Work to be completed:
Every record must be written out once more, with nothing added or omitted.

Structured figure records

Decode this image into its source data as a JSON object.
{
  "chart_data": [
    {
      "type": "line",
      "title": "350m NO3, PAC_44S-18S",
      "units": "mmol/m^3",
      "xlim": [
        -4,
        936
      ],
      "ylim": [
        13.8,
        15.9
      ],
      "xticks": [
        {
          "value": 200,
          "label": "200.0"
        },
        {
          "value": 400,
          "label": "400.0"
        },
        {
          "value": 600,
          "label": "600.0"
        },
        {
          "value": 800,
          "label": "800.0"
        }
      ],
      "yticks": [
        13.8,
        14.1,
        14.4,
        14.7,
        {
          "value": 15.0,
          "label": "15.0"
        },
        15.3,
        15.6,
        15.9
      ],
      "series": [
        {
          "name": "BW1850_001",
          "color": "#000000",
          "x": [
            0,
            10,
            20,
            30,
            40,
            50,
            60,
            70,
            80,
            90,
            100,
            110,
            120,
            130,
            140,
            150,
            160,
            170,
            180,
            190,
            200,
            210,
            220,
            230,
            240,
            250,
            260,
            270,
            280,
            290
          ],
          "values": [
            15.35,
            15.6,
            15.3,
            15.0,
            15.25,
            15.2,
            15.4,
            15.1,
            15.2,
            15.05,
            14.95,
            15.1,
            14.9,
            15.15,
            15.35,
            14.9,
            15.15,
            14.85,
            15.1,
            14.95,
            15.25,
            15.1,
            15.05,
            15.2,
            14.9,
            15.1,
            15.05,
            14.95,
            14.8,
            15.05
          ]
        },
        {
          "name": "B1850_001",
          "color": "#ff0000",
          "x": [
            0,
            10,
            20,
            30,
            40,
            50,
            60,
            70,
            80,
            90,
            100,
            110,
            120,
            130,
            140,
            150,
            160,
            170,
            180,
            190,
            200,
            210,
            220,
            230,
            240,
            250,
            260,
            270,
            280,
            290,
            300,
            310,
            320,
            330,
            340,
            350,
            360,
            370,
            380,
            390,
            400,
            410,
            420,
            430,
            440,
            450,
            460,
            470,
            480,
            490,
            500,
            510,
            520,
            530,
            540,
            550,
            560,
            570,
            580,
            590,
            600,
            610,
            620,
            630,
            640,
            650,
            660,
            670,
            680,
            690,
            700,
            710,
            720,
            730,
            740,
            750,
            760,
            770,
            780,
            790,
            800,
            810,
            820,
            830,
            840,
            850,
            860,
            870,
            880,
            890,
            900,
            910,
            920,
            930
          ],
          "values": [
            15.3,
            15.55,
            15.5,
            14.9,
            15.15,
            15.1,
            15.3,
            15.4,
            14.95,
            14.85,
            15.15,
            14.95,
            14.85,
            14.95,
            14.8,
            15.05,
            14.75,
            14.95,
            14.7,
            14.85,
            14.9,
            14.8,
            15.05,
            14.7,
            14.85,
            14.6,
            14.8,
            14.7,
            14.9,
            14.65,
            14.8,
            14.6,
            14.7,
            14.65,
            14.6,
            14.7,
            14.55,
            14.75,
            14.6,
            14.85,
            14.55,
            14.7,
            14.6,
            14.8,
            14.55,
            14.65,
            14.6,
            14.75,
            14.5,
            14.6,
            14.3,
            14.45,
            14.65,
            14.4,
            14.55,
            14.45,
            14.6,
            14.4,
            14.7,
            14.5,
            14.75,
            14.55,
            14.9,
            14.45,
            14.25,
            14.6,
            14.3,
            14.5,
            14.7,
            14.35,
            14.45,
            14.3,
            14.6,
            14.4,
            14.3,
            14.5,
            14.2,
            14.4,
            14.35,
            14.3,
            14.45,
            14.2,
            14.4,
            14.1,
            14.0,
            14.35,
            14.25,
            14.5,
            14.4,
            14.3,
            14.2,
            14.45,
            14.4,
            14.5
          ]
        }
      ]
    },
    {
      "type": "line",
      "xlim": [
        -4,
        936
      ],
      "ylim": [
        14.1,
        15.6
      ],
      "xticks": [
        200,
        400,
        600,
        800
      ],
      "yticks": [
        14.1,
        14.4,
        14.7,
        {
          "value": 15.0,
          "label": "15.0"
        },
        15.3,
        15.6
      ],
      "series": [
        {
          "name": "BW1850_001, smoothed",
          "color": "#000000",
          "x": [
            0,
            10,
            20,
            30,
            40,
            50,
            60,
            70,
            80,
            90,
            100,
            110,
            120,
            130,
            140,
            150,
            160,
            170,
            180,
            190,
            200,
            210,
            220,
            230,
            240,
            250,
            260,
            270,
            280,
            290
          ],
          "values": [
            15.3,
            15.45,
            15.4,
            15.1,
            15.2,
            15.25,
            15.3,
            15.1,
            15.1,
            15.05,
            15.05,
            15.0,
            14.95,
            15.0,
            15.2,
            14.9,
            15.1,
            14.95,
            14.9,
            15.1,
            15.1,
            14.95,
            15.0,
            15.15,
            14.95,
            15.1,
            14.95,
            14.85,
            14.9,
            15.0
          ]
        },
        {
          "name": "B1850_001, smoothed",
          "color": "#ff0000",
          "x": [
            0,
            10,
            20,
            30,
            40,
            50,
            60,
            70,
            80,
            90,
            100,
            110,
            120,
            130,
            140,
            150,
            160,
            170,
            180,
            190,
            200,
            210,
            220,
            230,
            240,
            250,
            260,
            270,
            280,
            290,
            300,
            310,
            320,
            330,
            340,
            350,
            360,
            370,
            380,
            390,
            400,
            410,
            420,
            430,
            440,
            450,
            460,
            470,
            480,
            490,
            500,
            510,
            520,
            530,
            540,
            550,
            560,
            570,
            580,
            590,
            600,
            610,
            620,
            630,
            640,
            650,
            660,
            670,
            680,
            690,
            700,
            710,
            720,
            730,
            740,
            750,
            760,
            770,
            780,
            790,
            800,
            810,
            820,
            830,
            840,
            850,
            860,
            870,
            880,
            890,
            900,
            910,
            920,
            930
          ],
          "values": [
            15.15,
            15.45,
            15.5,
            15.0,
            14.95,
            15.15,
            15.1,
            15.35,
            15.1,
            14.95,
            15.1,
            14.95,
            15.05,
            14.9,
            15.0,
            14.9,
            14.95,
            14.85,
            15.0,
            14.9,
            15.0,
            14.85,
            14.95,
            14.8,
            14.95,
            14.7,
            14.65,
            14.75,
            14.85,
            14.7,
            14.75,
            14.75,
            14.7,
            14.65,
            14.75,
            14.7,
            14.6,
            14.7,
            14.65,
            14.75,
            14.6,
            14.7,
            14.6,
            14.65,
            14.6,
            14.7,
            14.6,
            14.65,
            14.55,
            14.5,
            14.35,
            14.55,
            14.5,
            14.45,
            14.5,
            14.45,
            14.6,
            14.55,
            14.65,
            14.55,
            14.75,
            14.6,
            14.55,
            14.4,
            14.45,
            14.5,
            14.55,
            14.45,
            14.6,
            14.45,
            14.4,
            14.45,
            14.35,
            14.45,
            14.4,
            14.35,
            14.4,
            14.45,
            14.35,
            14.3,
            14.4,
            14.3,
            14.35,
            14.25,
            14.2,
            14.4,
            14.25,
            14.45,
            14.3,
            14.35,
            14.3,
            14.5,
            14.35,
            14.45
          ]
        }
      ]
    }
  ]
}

Worked answer:
Decode this image into its source data as a JSON object.
{
  "chart_data": [
    {
      "type": "line",
      "title": "350m NO3, PAC_44S-18S",
      "units": "mmol/m^3",
      "xlim": [
        -4,
        936
      ],
      "ylim": [
        13.8,
        15.9
      ],
      "xticks": [
        {
          "value": 200,
          "label": "200.0"
        },
        {
          "value": 400,
          "label": "400.0"
        },
        {
          "value": 600,
          "label": "600.0"
        },
        {
          "value": 800,
          "label": "800.0"
        }
      ],
      "yticks": [
        13.8,
        14.1,
        14.4,
        14.7,
        {
          "value": 15.0,
          "label": "15.0"
        },
        15.3,
        15.6,
        15.9
      ],
      "series": [
        {
          "name": "BW1850_001",
          "color": "#000000",
          "x": [
            0,
            10,
            20,
            30,
            40,
            50,
            60,
            70,
            80,
            90,
            100,
            110,
            120,
            130,
            140,
            150,
            160,
            170,
            180,
            190,
            200,
            210,
            220,
            230,
            240,
            250,
            260,
            270,
            280,
            290
          ],
          "values": [
            15.35,
            15.6,
            15.3,
            15.0,
            15.25,
            15.2,
            15.4,
            15.1,
            15.2,
            15.05,
            14.95,
            15.1,
            14.9,
            15.15,
            15.35,
            14.9,
            15.15,
            14.85,
            15.1,
            14.95,
            15.25,
            15.1,
            15.05,
            15.2,
            14.9,
            15.1,
            15.05,
            14.95,
            14.8,
            15.05
          ]
        },
        {
          "name": "B1850_001",
          "color": "#ff0000",
          "x": [
            0,
            10,
            20,
            30,
            40,
            50,
            60,
            70,
            80,
            90,
            100,
            110,
            120,
            130,
            140,
            150,
            160,
            170,
            180,
            190,
            200,
            210,
            220,
            230,
            240,
            250,
            260,
            270,
            280,
            290,
            300,
            310,
            320,
            330,
            340,
            350,
            360,
            370,
            380,
            390,
            400,
            410,
            420,
            430,
            440,
            450,
            460,
            470,
            480,
            490,
            500,
            510,
            520,
            530,
            540,
            550,
            560,
            570,
            580,
            590,
            600,
            610,
            620,
            630,
            640,
            650,
            660,
            670,
            680,
            690,
            700,
            710,
            720,
            730,
            740,
            750,
            760,
            770,
            780,
            790,
            800,
            810,
            820,
            830,
            840,
            850,
            860,
            870,
            880,
            890,
            900,
            910,
            920,
            930
          ],
          "values": [
            15.3,
            15.55,
            15.5,
            14.9,
            15.15,
            15.1,
            15.3,
            15.4,
            14.95,
            14.85,
            15.15,
            14.95,
            14.85,
            14.95,
            14.8,
            15.05,
            14.75,
            14.95,
            14.7,
            14.85,
            14.9,
            14.8,
            15.05,
            14.7,
            14.85,
            14.6,
            14.8,
            14.7,
            14.9,
            14.65,
            14.8,
            14.6,
            14.7,
            14.65,
            14.6,
            14.7,
            14.55,
            14.75,
            14.6,
            14.85,
            14.55,
            14.7,
            14.6,
            14.8,
            14.55,
            14.65,
            14.6,
            14.75,
            14.5,
            14.6,
            14.3,
            14.45,
            14.65,
            14.4,
            14.55,
            14.45,
            14.6,
            14.4,
            14.7,
            14.5,
            14.75,
            14.55,
            14.9,
            14.45,
            14.25,
            14.6,
            14.3,
            14.5,
            14.7,
            14.35,
            14.45,
            14.3,
            14.6,
            14.4,
            14.3,
            14.5,
            14.2,
            14.4,
            14.35,
            14.3,
            14.45,
            14.2,
            14.4,
            14.1,
            14.0,
            14.35,
            14.25,
            14.5,
            14.4,
            14.3,
            14.2,
            14.45,
            14.4,
            14.5
          ]
        }
      ]
    },
    {
      "type": "line",
      "xlim": [
        -4,
        936
      ],
      "ylim": [
        14.1,
        15.6
      ],
      "xticks": [
        200,
        400,
        600,
        800
      ],
      "yticks": [
        14.1,
        14.4,
        14.7,
        {
          "value": 15.0,
          "label": "15.0"
        },
        15.3,
        15.6
      ],
      "series": [
        {
          "name": "BW1850_001, smoothed",
          "color": "#000000",
          "x": [
            0,
            10,
            20,
            30,
            40,
            50,
            60,
            70,
            80,
            90,
            100,
            110,
            120,
            130,
            140,
            150,
            160,
            170,
            180,
            190,
            200,
            210,
            220,
            230,
            240,
            250,
            260,
            270,
            280,
            290
          ],
          "values": [
            15.3,
            15.45,
            15.4,
            15.1,
            15.2,
            15.25,
            15.3,
            15.1,
            15.1,
            15.05,
            15.05,
            15.0,
            14.95,
            15.0,
            15.2,
            14.9,
            15.1,
            14.95,
            14.9,
            15.1,
            15.1,
            14.95,
            15.0,
            15.15,
            14.95,
            15.1,
            14.95,
            14.85,
            14.9,
            15.0
          ]
        },
        {
          "name": "B1850_001, smoothed",
          "color": "#ff0000",
          "x": [
            0,
            10,
            20,
            30,
            40,
            50,
            60,
            70,
            80,
            90,
            100,
            110,
            120,
            130,
            140,
            150,
            160,
            170,
            180,
            190,
            200,
            210,
            220,
            230,
            240,
            250,
            260,
            270,
            280,
            290,
            300,
            310,
            320,
            330,
            340,
            350,
            360,
            370,
            380,
            390,
            400,
            410,
            420,
            430,
            440,
            450,
            460,
            470,
            480,
            490,
            500,
            510,
            520,
            530,
            540,
            550,
            560,
            570,
            580,
            590,
            600,
            610,
            620,
            630,
            640,
            650,
            660,
            670,
            680,
            690,
            700,
            710,
            720,
            730,
            740,
            750,
            760,
            770,
            780,
            790,
            800,
            810,
            820,
            830,
            840,
            850,
            860,
            870,
            880,
            890,
            900,
            910,
            920,
            930
          ],
          "values": [
            15.15,
            15.45,
            15.5,
            15.0,
            14.95,
            15.15,
            15.1,
            15.35,
            15.1,
            14.95,
            15.1,
            14.95,
            15.05,
            14.9,
            15.0,
            14.9,
            14.95,
            14.85,
            15.0,
            14.9,
            15.0,
            14.85,
            14.95,
            14.8,
            14.95,
            14.7,
            14.65,
            14.75,
            14.85,
            14.7,
            14.75,
            14.75,
            14.7,
            14.65,
            14.75,
            14.7,
            14.6,
            14.7,
            14.65,
            14.75,
            14.6,
            14.7,
            14.6,
            14.65,
            14.6,
            14.7,
            14.6,
            14.65,
            14.55,
            14.5,
            14.35,
            14.55,
            14.5,
            14.45,
            14.5,
            14.45,
            14.6,
            14.55,
            14.65,
            14.55,
            14.75,
            14.6,
            14.55,
            14.4,
            14.45,
            14.5,
            14.55,
            14.45,
            14.6,
            14.45,
            14.4,
            14.45,
            14.35,
            14.45,
            14.4,
            14.35,
            14.4,
            14.45,
            14.35,
            14.3,
            14.4,
            14.3,
            14.35,
            14.25,
            14.2,
            14.4,
            14.25,
            14.45,
            14.3,
            14.35,
            14.3,
            14.5,
            14.35,
            14.45
          ]
        }
      ]
    }
  ]
}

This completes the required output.